Transcribe the material word for word, but without the images.

§ **Data items**
★ ★ ★ ★ ★ ★ ★
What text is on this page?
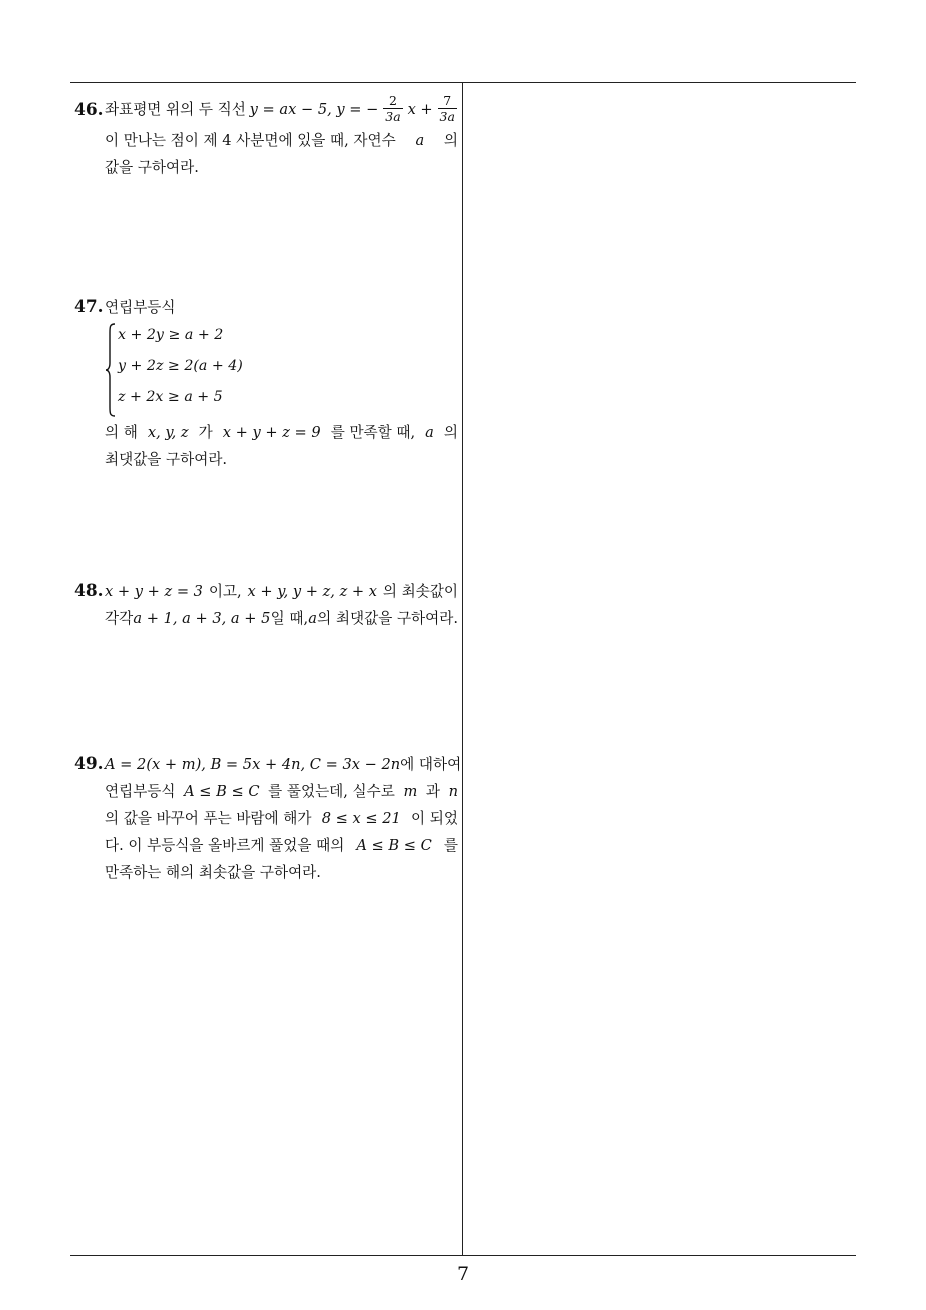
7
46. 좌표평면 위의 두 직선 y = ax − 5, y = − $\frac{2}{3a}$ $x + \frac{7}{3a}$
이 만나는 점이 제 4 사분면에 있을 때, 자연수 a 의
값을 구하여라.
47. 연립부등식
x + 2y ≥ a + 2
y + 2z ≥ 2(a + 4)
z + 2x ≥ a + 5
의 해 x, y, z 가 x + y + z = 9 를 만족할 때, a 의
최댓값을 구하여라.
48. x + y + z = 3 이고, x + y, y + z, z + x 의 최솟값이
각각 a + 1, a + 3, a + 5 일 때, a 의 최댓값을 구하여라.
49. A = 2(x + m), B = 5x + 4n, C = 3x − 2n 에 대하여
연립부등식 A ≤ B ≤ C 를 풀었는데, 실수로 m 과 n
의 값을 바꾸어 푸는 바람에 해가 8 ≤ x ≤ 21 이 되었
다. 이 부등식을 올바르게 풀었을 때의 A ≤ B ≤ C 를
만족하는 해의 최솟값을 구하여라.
★ ★ ★ ★ ★ ★ ★
§ **Answer for the task**
What text is on this page?
7
46. 좌표평면 위의 두 직선 y = ax − 5, y = − $\frac{2}{3a}$ $x + \frac{7}{3a}$
이 만나는 점이 제 4 사분면에 있을 때, 자연수 a 의
값을 구하여라.
47. 연립부등식
x + 2y ≥ a + 2
y + 2z ≥ 2(a + 4)
z + 2x ≥ a + 5
의 해 x, y, z 가 x + y + z = 9 를 만족할 때, a 의
최댓값을 구하여라.
48. x + y + z = 3 이고, x + y, y + z, z + x 의 최솟값이
각각 a + 1, a + 3, a + 5 일 때, a 의 최댓값을 구하여라.
49. A = 2(x + m), B = 5x + 4n, C = 3x − 2n 에 대하여
연립부등식 A ≤ B ≤ C 를 풀었는데, 실수로 m 과 n
의 값을 바꾸어 푸는 바람에 해가 8 ≤ x ≤ 21 이 되었
다. 이 부등식을 올바르게 풀었을 때의 A ≤ B ≤ C 를
만족하는 해의 최솟값을 구하여라.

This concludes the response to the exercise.